* Exercise requirements
Locate each line with the string "Тульской" in the listing below and copy it.

* Data supplied

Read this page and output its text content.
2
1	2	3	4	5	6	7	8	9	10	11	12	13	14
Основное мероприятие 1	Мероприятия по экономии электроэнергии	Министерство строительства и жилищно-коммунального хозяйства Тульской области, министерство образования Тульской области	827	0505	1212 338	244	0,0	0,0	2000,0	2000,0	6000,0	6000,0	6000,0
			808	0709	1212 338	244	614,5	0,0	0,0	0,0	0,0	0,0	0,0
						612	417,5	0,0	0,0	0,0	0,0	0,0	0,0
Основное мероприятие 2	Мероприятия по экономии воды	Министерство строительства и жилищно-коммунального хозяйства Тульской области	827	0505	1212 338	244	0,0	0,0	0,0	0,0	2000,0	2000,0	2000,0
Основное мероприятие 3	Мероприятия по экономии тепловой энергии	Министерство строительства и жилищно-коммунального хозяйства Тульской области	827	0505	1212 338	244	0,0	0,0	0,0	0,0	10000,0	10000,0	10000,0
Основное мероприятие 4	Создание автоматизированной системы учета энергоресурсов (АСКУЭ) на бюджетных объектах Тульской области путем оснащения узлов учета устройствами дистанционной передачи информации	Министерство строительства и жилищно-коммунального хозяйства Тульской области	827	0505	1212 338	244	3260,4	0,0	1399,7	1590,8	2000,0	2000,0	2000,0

* Answer to the exercise
Основное мероприятие 1	Мероприятия по экономии электроэнергии	Министерство строительства и жилищно-коммунального хозяйства Тульской области, министерство образования Тульской области	827	0505	1212 338	244	0,0	0,0	2000,0	2000,0	6000,0	6000,0	6000,0
Основное мероприятие 2	Мероприятия по экономии воды	Министерство строительства и жилищно-коммунального хозяйства Тульской области	827	0505	1212 338	244	0,0	0,0	0,0	0,0	2000,0	2000,0	2000,0
Основное мероприятие 3	Мероприятия по экономии тепловой энергии	Министерство строительства и жилищно-коммунального хозяйства Тульской области	827	0505	1212 338	244	0,0	0,0	0,0	0,0	10000,0	10000,0	10000,0
Основное мероприятие 4	Создание автоматизированной системы учета энергоресурсов (АСКУЭ) на бюджетных объектах Тульской области путем оснащения узлов учета устройствами дистанционной передачи информации	Министерство строительства и жилищно-коммунального хозяйства Тульской области	827	0505	1212 338	244	3260,4	0,0	1399,7	1590,8	2000,0	2000,0	2000,0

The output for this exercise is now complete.